> [Required work] Here are some records. Copy each one exactly.

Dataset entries
————————
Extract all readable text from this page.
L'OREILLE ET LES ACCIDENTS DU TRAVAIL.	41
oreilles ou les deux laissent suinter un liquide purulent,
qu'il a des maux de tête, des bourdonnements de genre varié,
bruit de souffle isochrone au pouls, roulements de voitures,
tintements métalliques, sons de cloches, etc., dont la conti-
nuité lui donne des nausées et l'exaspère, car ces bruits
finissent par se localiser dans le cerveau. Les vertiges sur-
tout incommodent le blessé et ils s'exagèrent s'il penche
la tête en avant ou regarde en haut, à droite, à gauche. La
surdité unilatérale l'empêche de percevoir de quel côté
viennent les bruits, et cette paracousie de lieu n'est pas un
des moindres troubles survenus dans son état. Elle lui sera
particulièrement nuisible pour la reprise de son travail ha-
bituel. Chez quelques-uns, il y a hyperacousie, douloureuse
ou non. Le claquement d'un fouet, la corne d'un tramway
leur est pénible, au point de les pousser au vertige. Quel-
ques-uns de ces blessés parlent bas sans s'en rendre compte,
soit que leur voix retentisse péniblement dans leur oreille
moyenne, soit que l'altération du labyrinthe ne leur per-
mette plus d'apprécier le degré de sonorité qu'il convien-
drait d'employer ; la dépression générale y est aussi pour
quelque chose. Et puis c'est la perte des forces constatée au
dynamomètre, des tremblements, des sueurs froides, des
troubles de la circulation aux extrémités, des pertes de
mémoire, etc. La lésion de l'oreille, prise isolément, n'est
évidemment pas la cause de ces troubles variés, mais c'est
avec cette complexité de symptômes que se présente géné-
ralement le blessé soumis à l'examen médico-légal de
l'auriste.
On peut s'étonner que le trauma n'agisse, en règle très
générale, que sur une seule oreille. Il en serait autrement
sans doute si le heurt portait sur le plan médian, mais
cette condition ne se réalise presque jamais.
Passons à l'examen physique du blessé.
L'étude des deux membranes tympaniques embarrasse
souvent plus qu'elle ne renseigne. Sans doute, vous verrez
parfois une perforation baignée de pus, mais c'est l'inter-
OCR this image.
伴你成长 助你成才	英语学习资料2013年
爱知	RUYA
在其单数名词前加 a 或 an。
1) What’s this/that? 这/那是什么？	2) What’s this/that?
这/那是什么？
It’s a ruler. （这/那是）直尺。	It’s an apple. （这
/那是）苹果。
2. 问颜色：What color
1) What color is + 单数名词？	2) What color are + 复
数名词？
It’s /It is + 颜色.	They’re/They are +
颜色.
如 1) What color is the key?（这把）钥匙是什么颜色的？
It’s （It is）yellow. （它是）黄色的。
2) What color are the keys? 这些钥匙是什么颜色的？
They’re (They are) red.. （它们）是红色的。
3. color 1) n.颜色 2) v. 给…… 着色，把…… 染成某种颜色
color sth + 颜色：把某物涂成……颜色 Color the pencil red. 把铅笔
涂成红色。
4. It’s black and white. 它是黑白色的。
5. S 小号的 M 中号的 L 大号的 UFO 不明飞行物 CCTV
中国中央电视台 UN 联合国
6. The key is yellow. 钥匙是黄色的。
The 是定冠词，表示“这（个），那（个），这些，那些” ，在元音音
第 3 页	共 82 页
————————
> [Answer]
Extract all readable text from this page.
L'OREILLE ET LES ACCIDENTS DU TRAVAIL.	41
oreilles ou les deux laissent suinter un liquide purulent,
qu'il a des maux de tête, des bourdonnements de genre varié,
bruit de souffle isochrone au pouls, roulements de voitures,
tintements métalliques, sons de cloches, etc., dont la conti-
nuité lui donne des nausées et l'exaspère, car ces bruits
finissent par se localiser dans le cerveau. Les vertiges sur-
tout incommodent le blessé et ils s'exagèrent s'il penche
la tête en avant ou regarde en haut, à droite, à gauche. La
surdité unilatérale l'empêche de percevoir de quel côté
viennent les bruits, et cette paracousie de lieu n'est pas un
des moindres troubles survenus dans son état. Elle lui sera
particulièrement nuisible pour la reprise de son travail ha-
bituel. Chez quelques-uns, il y a hyperacousie, douloureuse
ou non. Le claquement d'un fouet, la corne d'un tramway
leur est pénible, au point de les pousser au vertige. Quel-
ques-uns de ces blessés parlent bas sans s'en rendre compte,
soit que leur voix retentisse péniblement dans leur oreille
moyenne, soit que l'altération du labyrinthe ne leur per-
mette plus d'apprécier le degré de sonorité qu'il convien-
drait d'employer ; la dépression générale y est aussi pour
quelque chose. Et puis c'est la perte des forces constatée au
dynamomètre, des tremblements, des sueurs froides, des
troubles de la circulation aux extrémités, des pertes de
mémoire, etc. La lésion de l'oreille, prise isolément, n'est
évidemment pas la cause de ces troubles variés, mais c'est
avec cette complexité de symptômes que se présente géné-
ralement le blessé soumis à l'examen médico-légal de
l'auriste.
On peut s'étonner que le trauma n'agisse, en règle très
générale, que sur une seule oreille. Il en serait autrement
sans doute si le heurt portait sur le plan médian, mais
cette condition ne se réalise presque jamais.
Passons à l'examen physique du blessé.
L'étude des deux membranes tympaniques embarrasse
souvent plus qu'elle ne renseigne. Sans doute, vous verrez
parfois une perforation baignée de pus, mais c'est l'inter-
OCR this image.
伴你成长 助你成才	英语学习资料2013年
爱知	RUYA
在其单数名词前加 a 或 an。
1) What’s this/that? 这/那是什么？	2) What’s this/that?
这/那是什么？
It’s a ruler. （这/那是）直尺。	It’s an apple. （这
/那是）苹果。
2. 问颜色：What color
1) What color is + 单数名词？	2) What color are + 复
数名词？
It’s /It is + 颜色.	They’re/They are +
颜色.
如 1) What color is the key?（这把）钥匙是什么颜色的？
It’s （It is）yellow. （它是）黄色的。
2) What color are the keys? 这些钥匙是什么颜色的？
They’re (They are) red.. （它们）是红色的。
3. color 1) n.颜色 2) v. 给…… 着色，把…… 染成某种颜色
color sth + 颜色：把某物涂成……颜色 Color the pencil red. 把铅笔
涂成红色。
4. It’s black and white. 它是黑白色的。
5. S 小号的 M 中号的 L 大号的 UFO 不明飞行物 CCTV
中国中央电视台 UN 联合国
6. The key is yellow. 钥匙是黄色的。
The 是定冠词，表示“这（个），那（个），这些，那些” ，在元音音
第 3 页	共 82 页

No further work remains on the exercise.